(Rows from a dataset)
* Begin *

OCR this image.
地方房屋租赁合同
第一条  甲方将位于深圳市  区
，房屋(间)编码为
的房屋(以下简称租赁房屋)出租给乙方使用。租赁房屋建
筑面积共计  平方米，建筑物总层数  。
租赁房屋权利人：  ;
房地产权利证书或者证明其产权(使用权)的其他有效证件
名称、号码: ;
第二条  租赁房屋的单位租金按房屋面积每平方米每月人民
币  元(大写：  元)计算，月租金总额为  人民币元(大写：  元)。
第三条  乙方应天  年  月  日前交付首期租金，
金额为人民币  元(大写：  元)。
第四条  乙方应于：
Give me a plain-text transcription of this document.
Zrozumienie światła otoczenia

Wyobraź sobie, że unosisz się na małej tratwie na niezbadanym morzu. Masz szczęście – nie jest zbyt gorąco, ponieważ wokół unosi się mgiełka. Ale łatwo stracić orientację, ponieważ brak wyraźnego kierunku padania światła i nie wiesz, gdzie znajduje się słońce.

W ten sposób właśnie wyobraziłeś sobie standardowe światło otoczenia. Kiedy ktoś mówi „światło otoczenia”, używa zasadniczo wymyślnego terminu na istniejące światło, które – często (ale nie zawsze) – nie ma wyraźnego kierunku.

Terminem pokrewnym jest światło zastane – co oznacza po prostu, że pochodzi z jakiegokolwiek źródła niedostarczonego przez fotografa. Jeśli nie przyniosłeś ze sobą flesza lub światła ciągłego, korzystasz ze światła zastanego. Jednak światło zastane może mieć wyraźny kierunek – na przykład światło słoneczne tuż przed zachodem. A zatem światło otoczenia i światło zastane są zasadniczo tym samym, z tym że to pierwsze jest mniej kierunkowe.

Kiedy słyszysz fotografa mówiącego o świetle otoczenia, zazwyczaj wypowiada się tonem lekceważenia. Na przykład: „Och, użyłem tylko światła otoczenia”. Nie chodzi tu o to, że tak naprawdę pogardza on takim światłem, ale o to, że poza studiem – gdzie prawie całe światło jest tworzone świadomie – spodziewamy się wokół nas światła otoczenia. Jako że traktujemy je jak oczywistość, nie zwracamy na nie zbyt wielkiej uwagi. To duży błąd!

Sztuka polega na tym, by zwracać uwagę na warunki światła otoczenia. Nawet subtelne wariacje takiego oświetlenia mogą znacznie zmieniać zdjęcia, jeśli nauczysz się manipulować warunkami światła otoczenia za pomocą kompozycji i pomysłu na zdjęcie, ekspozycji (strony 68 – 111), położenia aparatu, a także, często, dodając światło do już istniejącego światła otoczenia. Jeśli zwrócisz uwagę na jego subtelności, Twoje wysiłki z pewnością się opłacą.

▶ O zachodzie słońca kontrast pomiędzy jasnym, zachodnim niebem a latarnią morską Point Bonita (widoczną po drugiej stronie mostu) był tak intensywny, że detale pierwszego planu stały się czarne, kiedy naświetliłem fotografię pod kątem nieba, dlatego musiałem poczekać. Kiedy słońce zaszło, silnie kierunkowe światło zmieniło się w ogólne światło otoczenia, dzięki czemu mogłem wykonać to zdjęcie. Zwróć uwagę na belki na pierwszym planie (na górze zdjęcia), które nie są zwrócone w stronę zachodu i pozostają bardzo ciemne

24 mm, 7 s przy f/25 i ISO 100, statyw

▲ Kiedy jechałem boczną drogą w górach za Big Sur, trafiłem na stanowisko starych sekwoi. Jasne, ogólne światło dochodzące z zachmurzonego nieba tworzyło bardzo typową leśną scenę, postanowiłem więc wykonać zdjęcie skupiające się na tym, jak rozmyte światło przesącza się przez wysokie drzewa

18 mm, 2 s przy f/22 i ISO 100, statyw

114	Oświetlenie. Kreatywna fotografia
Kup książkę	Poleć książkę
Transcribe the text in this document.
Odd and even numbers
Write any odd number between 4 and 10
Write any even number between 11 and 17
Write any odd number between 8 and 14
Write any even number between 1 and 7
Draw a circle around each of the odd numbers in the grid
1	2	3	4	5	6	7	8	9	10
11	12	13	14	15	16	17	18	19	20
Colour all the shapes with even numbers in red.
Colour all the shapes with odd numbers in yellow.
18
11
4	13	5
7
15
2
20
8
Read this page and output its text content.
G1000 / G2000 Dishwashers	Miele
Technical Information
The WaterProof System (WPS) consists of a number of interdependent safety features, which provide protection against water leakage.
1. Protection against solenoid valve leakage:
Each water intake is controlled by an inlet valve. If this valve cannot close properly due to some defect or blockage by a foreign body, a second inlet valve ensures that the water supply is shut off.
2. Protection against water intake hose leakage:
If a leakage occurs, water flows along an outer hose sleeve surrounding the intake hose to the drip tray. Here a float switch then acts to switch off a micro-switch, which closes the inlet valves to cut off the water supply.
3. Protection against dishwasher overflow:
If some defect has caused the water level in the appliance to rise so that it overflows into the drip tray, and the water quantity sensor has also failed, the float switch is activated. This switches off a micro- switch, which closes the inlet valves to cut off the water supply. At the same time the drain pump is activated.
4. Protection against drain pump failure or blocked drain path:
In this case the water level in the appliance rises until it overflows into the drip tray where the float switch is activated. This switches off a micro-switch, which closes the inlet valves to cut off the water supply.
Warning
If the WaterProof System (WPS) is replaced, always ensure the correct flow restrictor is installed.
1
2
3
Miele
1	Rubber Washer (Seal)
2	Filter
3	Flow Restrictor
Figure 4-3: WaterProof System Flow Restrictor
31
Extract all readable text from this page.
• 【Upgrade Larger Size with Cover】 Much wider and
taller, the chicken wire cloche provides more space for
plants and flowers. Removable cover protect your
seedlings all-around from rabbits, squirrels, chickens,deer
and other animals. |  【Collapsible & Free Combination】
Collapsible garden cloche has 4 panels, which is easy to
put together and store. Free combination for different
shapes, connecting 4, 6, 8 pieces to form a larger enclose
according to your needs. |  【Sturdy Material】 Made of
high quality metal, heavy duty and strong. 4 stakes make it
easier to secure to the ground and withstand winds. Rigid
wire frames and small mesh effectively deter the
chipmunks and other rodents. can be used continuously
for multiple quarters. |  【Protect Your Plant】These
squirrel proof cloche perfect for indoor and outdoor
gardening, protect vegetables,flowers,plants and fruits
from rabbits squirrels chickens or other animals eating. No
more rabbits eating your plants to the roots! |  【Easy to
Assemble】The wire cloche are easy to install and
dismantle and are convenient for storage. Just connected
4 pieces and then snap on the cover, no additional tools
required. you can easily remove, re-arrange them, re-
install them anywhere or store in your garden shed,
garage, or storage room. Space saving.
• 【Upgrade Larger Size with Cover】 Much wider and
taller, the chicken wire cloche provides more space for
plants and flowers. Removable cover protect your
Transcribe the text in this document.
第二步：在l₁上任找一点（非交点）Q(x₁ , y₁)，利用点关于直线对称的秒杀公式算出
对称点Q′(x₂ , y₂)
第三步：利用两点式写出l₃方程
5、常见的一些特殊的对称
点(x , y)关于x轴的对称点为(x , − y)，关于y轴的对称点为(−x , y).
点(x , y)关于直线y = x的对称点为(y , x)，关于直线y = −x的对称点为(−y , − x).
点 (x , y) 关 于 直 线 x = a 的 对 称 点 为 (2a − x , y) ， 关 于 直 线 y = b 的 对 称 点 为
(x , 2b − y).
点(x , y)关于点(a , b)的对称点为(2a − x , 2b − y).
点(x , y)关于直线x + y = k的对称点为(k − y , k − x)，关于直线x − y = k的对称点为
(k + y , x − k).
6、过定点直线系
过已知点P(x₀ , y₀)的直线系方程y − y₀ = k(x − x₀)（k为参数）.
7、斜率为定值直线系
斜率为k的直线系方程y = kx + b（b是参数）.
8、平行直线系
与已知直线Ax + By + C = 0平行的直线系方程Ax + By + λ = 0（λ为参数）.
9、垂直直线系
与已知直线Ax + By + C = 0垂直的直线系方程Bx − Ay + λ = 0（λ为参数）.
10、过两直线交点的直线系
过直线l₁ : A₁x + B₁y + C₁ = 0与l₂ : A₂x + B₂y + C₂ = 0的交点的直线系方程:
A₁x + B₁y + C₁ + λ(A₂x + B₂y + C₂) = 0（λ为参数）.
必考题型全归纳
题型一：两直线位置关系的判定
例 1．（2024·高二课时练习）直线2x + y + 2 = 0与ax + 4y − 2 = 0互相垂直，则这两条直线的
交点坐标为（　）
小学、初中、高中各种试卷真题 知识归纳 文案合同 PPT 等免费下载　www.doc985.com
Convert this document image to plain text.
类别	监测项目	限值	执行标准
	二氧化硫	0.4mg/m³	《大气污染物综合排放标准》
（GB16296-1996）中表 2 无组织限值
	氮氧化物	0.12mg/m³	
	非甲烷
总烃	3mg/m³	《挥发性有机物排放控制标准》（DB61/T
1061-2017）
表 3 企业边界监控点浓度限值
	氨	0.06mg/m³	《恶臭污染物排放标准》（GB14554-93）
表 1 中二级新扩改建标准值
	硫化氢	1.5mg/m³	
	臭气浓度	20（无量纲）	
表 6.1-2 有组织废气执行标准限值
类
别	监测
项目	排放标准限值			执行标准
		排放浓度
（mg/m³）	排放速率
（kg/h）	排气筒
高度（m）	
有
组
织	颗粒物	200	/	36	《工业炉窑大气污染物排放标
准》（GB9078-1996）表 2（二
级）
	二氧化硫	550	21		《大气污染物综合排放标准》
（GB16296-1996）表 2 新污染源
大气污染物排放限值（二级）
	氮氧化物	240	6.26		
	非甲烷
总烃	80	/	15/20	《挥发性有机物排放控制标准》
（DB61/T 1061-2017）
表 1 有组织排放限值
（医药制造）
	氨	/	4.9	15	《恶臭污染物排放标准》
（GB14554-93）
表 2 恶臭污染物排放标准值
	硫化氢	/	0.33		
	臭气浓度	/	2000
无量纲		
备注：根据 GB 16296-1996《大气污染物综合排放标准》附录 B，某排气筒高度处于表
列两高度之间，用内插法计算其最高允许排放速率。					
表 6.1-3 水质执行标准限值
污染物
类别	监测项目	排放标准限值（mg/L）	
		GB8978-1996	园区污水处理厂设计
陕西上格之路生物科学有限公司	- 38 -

* End *

Problem description ▸
Quote exactly and only the lines from the one holding "Convert this document image to plain text." through the end of the data.

The answer ▸
Convert this document image to plain text.
类别	监测项目	限值	执行标准
	二氧化硫	0.4mg/m³	《大气污染物综合排放标准》
（GB16296-1996）中表 2 无组织限值
	氮氧化物	0.12mg/m³	
	非甲烷
总烃	3mg/m³	《挥发性有机物排放控制标准》（DB61/T
1061-2017）
表 3 企业边界监控点浓度限值
	氨	0.06mg/m³	《恶臭污染物排放标准》（GB14554-93）
表 1 中二级新扩改建标准值
	硫化氢	1.5mg/m³	
	臭气浓度	20（无量纲）	
表 6.1-2 有组织废气执行标准限值
类
别	监测
项目	排放标准限值			执行标准
		排放浓度
（mg/m³）	排放速率
（kg/h）	排气筒
高度（m）	
有
组
织	颗粒物	200	/	36	《工业炉窑大气污染物排放标
准》（GB9078-1996）表 2（二
级）
	二氧化硫	550	21		《大气污染物综合排放标准》
（GB16296-1996）表 2 新污染源
大气污染物排放限值（二级）
	氮氧化物	240	6.26		
	非甲烷
总烃	80	/	15/20	《挥发性有机物排放控制标准》
（DB61/T 1061-2017）
表 1 有组织排放限值
（医药制造）
	氨	/	4.9	15	《恶臭污染物排放标准》
（GB14554-93）
表 2 恶臭污染物排放标准值
	硫化氢	/	0.33		
	臭气浓度	/	2000
无量纲		
备注：根据 GB 16296-1996《大气污染物综合排放标准》附录 B，某排气筒高度处于表
列两高度之间，用内插法计算其最高允许排放速率。					
表 6.1-3 水质执行标准限值
污染物
类别	监测项目	排放标准限值（mg/L）	
		GB8978-1996	园区污水处理厂设计
陕西上格之路生物科学有限公司	- 38 -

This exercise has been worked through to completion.